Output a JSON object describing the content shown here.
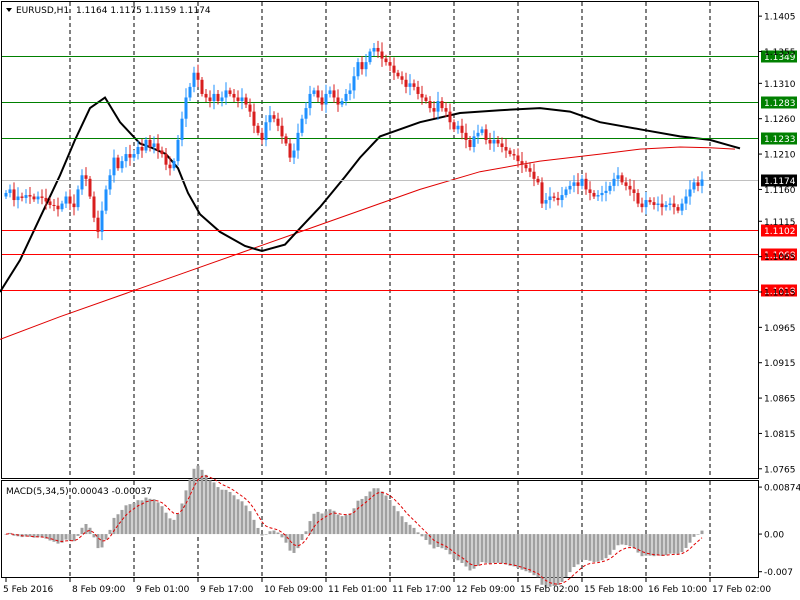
{
  "chart_data": {
    "type": "candlestick",
    "symbol_label": "EURUSD,H1",
    "ohlc_label": "1.1164 1.1175 1.1159 1.1174",
    "price_ticks": [
      1.1405,
      1.1355,
      1.131,
      1.126,
      1.121,
      1.116,
      1.1115,
      1.1065,
      1.1015,
      1.0965,
      1.0915,
      1.0865,
      1.0815,
      1.0765
    ],
    "price_tick_labels": [
      "1.1405",
      "1.1355",
      "1.1310",
      "1.1260",
      "1.1210",
      "1.1160",
      "1.1115",
      "1.1065",
      "1.1015",
      "1.0965",
      "1.0915",
      "1.0865",
      "1.0815",
      "1.0765"
    ],
    "price_range": [
      1.0752,
      1.1425
    ],
    "levels": [
      {
        "value": 1.1349,
        "label": "1.1349",
        "color": "#008000"
      },
      {
        "value": 1.1283,
        "label": "1.1283",
        "color": "#008000"
      },
      {
        "value": 1.1233,
        "label": "1.1233",
        "color": "#008000"
      },
      {
        "value": 1.1102,
        "label": "1.1102",
        "color": "#ff0000"
      },
      {
        "value": 1.1068,
        "label": "1.1068",
        "color": "#ff0000"
      },
      {
        "value": 1.1018,
        "label": "1.1018",
        "color": "#ff0000"
      }
    ],
    "current_price": {
      "value": 1.1174,
      "label": "1.1174"
    },
    "time_labels": [
      "5 Feb 2016",
      "8 Feb 09:00",
      "9 Feb 01:00",
      "9 Feb 17:00",
      "10 Feb 09:00",
      "11 Feb 01:00",
      "11 Feb 17:00",
      "12 Feb 09:00",
      "15 Feb 02:00",
      "15 Feb 18:00",
      "16 Feb 10:00",
      "17 Feb 02:00"
    ],
    "time_label_bars": [
      0,
      16,
      32,
      48,
      64,
      80,
      96,
      112,
      128,
      144,
      160,
      176
    ],
    "closes": [
      1.1155,
      1.116,
      1.1145,
      1.115,
      1.1148,
      1.1152,
      1.115,
      1.1146,
      1.115,
      1.1148,
      1.1143,
      1.1138,
      1.1137,
      1.1132,
      1.114,
      1.115,
      1.114,
      1.1135,
      1.116,
      1.118,
      1.1175,
      1.115,
      1.112,
      1.11,
      1.113,
      1.116,
      1.118,
      1.1205,
      1.119,
      1.12,
      1.121,
      1.1205,
      1.121,
      1.122,
      1.1215,
      1.123,
      1.122,
      1.1225,
      1.1215,
      1.121,
      1.1195,
      1.119,
      1.12,
      1.123,
      1.126,
      1.129,
      1.1305,
      1.1325,
      1.1315,
      1.1295,
      1.129,
      1.1285,
      1.1295,
      1.1285,
      1.129,
      1.13,
      1.1295,
      1.129,
      1.1285,
      1.129,
      1.128,
      1.127,
      1.125,
      1.124,
      1.123,
      1.1255,
      1.1265,
      1.126,
      1.125,
      1.1235,
      1.1225,
      1.1205,
      1.1215,
      1.124,
      1.126,
      1.1275,
      1.1295,
      1.13,
      1.129,
      1.128,
      1.1295,
      1.13,
      1.129,
      1.128,
      1.1285,
      1.1295,
      1.13,
      1.132,
      1.134,
      1.133,
      1.134,
      1.1355,
      1.136,
      1.1355,
      1.1345,
      1.134,
      1.1335,
      1.1325,
      1.132,
      1.1315,
      1.1305,
      1.131,
      1.1305,
      1.1295,
      1.129,
      1.1285,
      1.1275,
      1.127,
      1.1285,
      1.1275,
      1.127,
      1.1255,
      1.1245,
      1.125,
      1.124,
      1.123,
      1.122,
      1.1235,
      1.124,
      1.1245,
      1.123,
      1.1225,
      1.123,
      1.1225,
      1.122,
      1.1215,
      1.121,
      1.1208,
      1.12,
      1.1195,
      1.119,
      1.1185,
      1.1175,
      1.117,
      1.114,
      1.1145,
      1.115,
      1.1148,
      1.1145,
      1.1152,
      1.116,
      1.1165,
      1.117,
      1.1165,
      1.1175,
      1.116,
      1.1155,
      1.115,
      1.1152,
      1.1155,
      1.1158,
      1.1165,
      1.1175,
      1.118,
      1.117,
      1.1165,
      1.116,
      1.1155,
      1.114,
      1.1135,
      1.1145,
      1.1142,
      1.1138,
      1.114,
      1.1135,
      1.1138,
      1.114,
      1.1135,
      1.113,
      1.114,
      1.115,
      1.116,
      1.117,
      1.1165,
      1.1174
    ],
    "ma_black": [
      [
        0,
        1.1015
      ],
      [
        20,
        1.106
      ],
      [
        40,
        1.112
      ],
      [
        60,
        1.118
      ],
      [
        75,
        1.123
      ],
      [
        90,
        1.1275
      ],
      [
        105,
        1.129
      ],
      [
        120,
        1.1255
      ],
      [
        140,
        1.1225
      ],
      [
        150,
        1.122
      ],
      [
        166,
        1.121
      ],
      [
        178,
        1.119
      ],
      [
        188,
        1.1155
      ],
      [
        200,
        1.1125
      ],
      [
        220,
        1.11
      ],
      [
        245,
        1.108
      ],
      [
        262,
        1.1073
      ],
      [
        285,
        1.1082
      ],
      [
        300,
        1.1105
      ],
      [
        320,
        1.1135
      ],
      [
        345,
        1.1178
      ],
      [
        360,
        1.1205
      ],
      [
        380,
        1.1235
      ],
      [
        420,
        1.1255
      ],
      [
        460,
        1.1268
      ],
      [
        500,
        1.1272
      ],
      [
        540,
        1.1275
      ],
      [
        570,
        1.127
      ],
      [
        600,
        1.1255
      ],
      [
        640,
        1.1245
      ],
      [
        680,
        1.1235
      ],
      [
        710,
        1.123
      ],
      [
        730,
        1.1222
      ],
      [
        740,
        1.1218
      ]
    ],
    "ma_red": [
      [
        0,
        1.0948
      ],
      [
        60,
        1.098
      ],
      [
        120,
        1.101
      ],
      [
        180,
        1.104
      ],
      [
        240,
        1.107
      ],
      [
        300,
        1.11
      ],
      [
        360,
        1.113
      ],
      [
        420,
        1.116
      ],
      [
        480,
        1.1185
      ],
      [
        540,
        1.12
      ],
      [
        600,
        1.121
      ],
      [
        640,
        1.1217
      ],
      [
        680,
        1.122
      ],
      [
        710,
        1.1219
      ],
      [
        735,
        1.1217
      ]
    ],
    "macd": {
      "label": "MACD(5,34,5) 0.00043 -0.00037",
      "ticks": [
        0.00874,
        0.0,
        -0.007
      ],
      "tick_labels": [
        "0.00874",
        "0.00",
        "-0.007"
      ],
      "range": [
        -0.0078,
        0.0095
      ]
    }
  }
}
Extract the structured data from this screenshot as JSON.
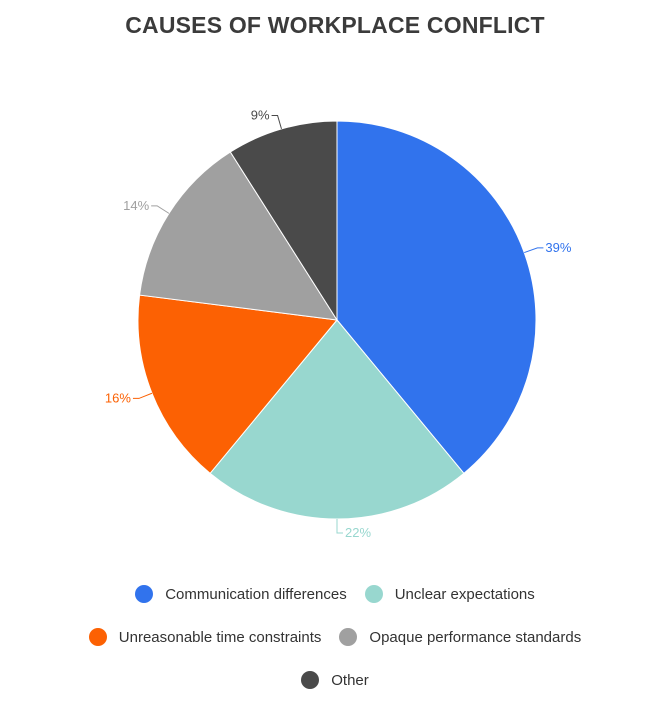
{
  "chart_data": {
    "type": "pie",
    "title": "CAUSES OF WORKPLACE CONFLICT",
    "slices": [
      {
        "name": "Communication differences",
        "value": 39,
        "label": "39%",
        "color": "#3173ed"
      },
      {
        "name": "Unclear expectations",
        "value": 22,
        "label": "22%",
        "color": "#98d7cf"
      },
      {
        "name": "Unreasonable time constraints",
        "value": 16,
        "label": "16%",
        "color": "#fc6103"
      },
      {
        "name": "Opaque performance standards",
        "value": 14,
        "label": "14%",
        "color": "#a0a0a0"
      },
      {
        "name": "Other",
        "value": 9,
        "label": "9%",
        "color": "#4a4a4a"
      }
    ],
    "legend_position": "bottom"
  }
}
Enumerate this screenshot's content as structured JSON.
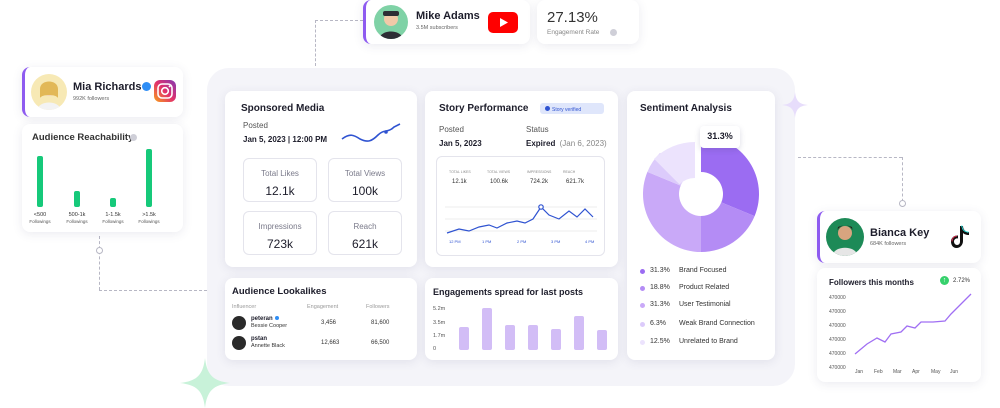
{
  "colors": {
    "accent": "#8e5bf0",
    "green": "#16c97a",
    "lavender": "#c9b2f4",
    "light_purple": "#e6dafb"
  },
  "mike": {
    "name": "Mike Adams",
    "subs": "3.5M subscribers",
    "platform_icon": "youtube-icon"
  },
  "engagement": {
    "value": "27.13%",
    "label": "Engagement Rate"
  },
  "mia": {
    "name": "Mia Richards",
    "followers": "992K followers",
    "platform_icon": "instagram-icon"
  },
  "reach": {
    "title": "Audience Reachability",
    "bars": [
      {
        "label1": "<500",
        "label2": "Followings",
        "value": 0.88
      },
      {
        "label1": "500-1k",
        "label2": "Followings",
        "value": 0.28
      },
      {
        "label1": "1-1.5k",
        "label2": "Followings",
        "value": 0.16
      },
      {
        "label1": ">1.5k",
        "label2": "Followings",
        "value": 1.0
      }
    ]
  },
  "sponsored": {
    "title": "Sponsored Media",
    "posted_label": "Posted",
    "posted_value": "Jan 5, 2023 | 12:00 PM",
    "metrics": [
      {
        "label": "Total Likes",
        "value": "12.1k"
      },
      {
        "label": "Total Views",
        "value": "100k"
      },
      {
        "label": "Impressions",
        "value": "723k"
      },
      {
        "label": "Reach",
        "value": "621k"
      }
    ]
  },
  "story": {
    "title": "Story Performance",
    "badge": "Story verified",
    "posted_label": "Posted",
    "posted_value": "Jan 5, 2023",
    "status_label": "Status",
    "status_value": "Expired",
    "status_date": "(Jan 6, 2023)",
    "stats": [
      {
        "label": "TOTAL LIKES",
        "value": "12.1k"
      },
      {
        "label": "TOTAL VIEWS",
        "value": "100.6k"
      },
      {
        "label": "IMPRESSIONS",
        "value": "724.2k"
      },
      {
        "label": "REACH",
        "value": "621.7k"
      }
    ],
    "xticks": [
      "12 PM",
      "1 PM",
      "2 PM",
      "3 PM",
      "4 PM"
    ]
  },
  "sentiment": {
    "title": "Sentiment Analysis",
    "callout": "31.3%",
    "items": [
      {
        "pct": "31.3%",
        "name": "Brand Focused",
        "color": "#9b6cf2",
        "value": 31.3
      },
      {
        "pct": "18.8%",
        "name": "Product Related",
        "color": "#b48cf5",
        "value": 18.8
      },
      {
        "pct": "31.3%",
        "name": "User Testimonial",
        "color": "#c9a9f8",
        "value": 31.3
      },
      {
        "pct": "6.3%",
        "name": "Weak Brand Connection",
        "color": "#dccbfb",
        "value": 6.3
      },
      {
        "pct": "12.5%",
        "name": "Unrelated to Brand",
        "color": "#ece3fd",
        "value": 12.5
      }
    ]
  },
  "lookalikes": {
    "title": "Audience Lookalikes",
    "headers": [
      "Influencer",
      "Engagement",
      "Followers"
    ],
    "rows": [
      {
        "handle": "peteran",
        "name": "Bessie Cooper",
        "engagement": "3,456",
        "followers": "81,600",
        "verified": true
      },
      {
        "handle": "pstan",
        "name": "Annette Black",
        "engagement": "12,663",
        "followers": "66,500",
        "verified": false
      }
    ]
  },
  "engagements": {
    "title": "Engagements spread for last posts",
    "yticks": [
      "5.2m",
      "3.5m",
      "1.7m",
      "0"
    ],
    "bars": [
      0.55,
      1.0,
      0.6,
      0.6,
      0.5,
      0.82,
      0.48
    ]
  },
  "bianca": {
    "name": "Bianca Key",
    "followers": "684K followers",
    "platform_icon": "tiktok-icon"
  },
  "followers_chart": {
    "title": "Followers this months",
    "badge": "2.72%",
    "yticks": [
      "470000",
      "470000",
      "470000",
      "470000",
      "470000",
      "470000"
    ],
    "xticks": [
      "Jan",
      "Feb",
      "Mar",
      "Apr",
      "May",
      "Jun"
    ]
  }
}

------------------------------------

» **Given exercise**: Lines containing the string "JSON" are to be selected and copied.

» **Written reply**:
Output a JSON object describing the content shown here.
Extract the structured data from this screenshot as JSON.
Enumerate this screenshot's content as structured JSON.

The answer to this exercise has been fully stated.